*WORK TO BE COMPLETED*. The records below are to be quoted in full; please keep every word exact.

[START PROVIDED MATERIAL]

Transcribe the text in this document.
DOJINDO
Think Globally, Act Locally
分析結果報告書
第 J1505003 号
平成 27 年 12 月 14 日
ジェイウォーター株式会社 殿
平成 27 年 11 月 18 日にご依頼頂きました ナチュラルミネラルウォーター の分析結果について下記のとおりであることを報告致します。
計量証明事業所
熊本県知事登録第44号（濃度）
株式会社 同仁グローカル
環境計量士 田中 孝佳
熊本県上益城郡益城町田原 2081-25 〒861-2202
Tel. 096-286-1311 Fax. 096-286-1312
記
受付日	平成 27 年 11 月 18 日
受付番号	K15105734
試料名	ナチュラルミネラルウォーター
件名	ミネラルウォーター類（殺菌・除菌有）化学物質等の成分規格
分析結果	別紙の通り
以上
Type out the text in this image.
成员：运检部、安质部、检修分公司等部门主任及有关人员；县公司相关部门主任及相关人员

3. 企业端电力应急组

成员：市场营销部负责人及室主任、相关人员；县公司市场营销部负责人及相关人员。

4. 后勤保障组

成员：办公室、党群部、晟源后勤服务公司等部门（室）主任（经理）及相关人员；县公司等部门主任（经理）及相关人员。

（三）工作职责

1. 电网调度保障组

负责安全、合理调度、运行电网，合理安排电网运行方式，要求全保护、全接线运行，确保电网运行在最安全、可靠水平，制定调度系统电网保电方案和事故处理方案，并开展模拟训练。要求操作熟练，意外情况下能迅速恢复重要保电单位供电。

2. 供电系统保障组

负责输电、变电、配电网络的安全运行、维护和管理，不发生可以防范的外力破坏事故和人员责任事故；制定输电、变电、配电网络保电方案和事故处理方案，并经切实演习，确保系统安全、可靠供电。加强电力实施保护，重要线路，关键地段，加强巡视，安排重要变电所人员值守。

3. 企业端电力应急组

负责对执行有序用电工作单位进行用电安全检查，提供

[END PROVIDED MATERIAL]

*RESULT OF THE TASK*.
Transcribe the text in this document.
DOJINDO
Think Globally, Act Locally
分析結果報告書
第 J1505003 号
平成 27 年 12 月 14 日
ジェイウォーター株式会社 殿
平成 27 年 11 月 18 日にご依頼頂きました ナチュラルミネラルウォーター の分析結果について下記のとおりであることを報告致します。
計量証明事業所
熊本県知事登録第44号（濃度）
株式会社 同仁グローカル
環境計量士 田中 孝佳
熊本県上益城郡益城町田原 2081-25 〒861-2202
Tel. 096-286-1311 Fax. 096-286-1312
記
受付日	平成 27 年 11 月 18 日
受付番号	K15105734
試料名	ナチュラルミネラルウォーター
件名	ミネラルウォーター類（殺菌・除菌有）化学物質等の成分規格
分析結果	別紙の通り
以上
Type out the text in this image.
成员：运检部、安质部、检修分公司等部门主任及有关人员；县公司相关部门主任及相关人员

3. 企业端电力应急组

成员：市场营销部负责人及室主任、相关人员；县公司市场营销部负责人及相关人员。

4. 后勤保障组

成员：办公室、党群部、晟源后勤服务公司等部门（室）主任（经理）及相关人员；县公司等部门主任（经理）及相关人员。

（三）工作职责

1. 电网调度保障组

负责安全、合理调度、运行电网，合理安排电网运行方式，要求全保护、全接线运行，确保电网运行在最安全、可靠水平，制定调度系统电网保电方案和事故处理方案，并开展模拟训练。要求操作熟练，意外情况下能迅速恢复重要保电单位供电。

2. 供电系统保障组

负责输电、变电、配电网络的安全运行、维护和管理，不发生可以防范的外力破坏事故和人员责任事故；制定输电、变电、配电网络保电方案和事故处理方案，并经切实演习，确保系统安全、可靠供电。加强电力实施保护，重要线路，关键地段，加强巡视，安排重要变电所人员值守。

3. 企业端电力应急组

负责对执行有序用电工作单位进行用电安全检查，提供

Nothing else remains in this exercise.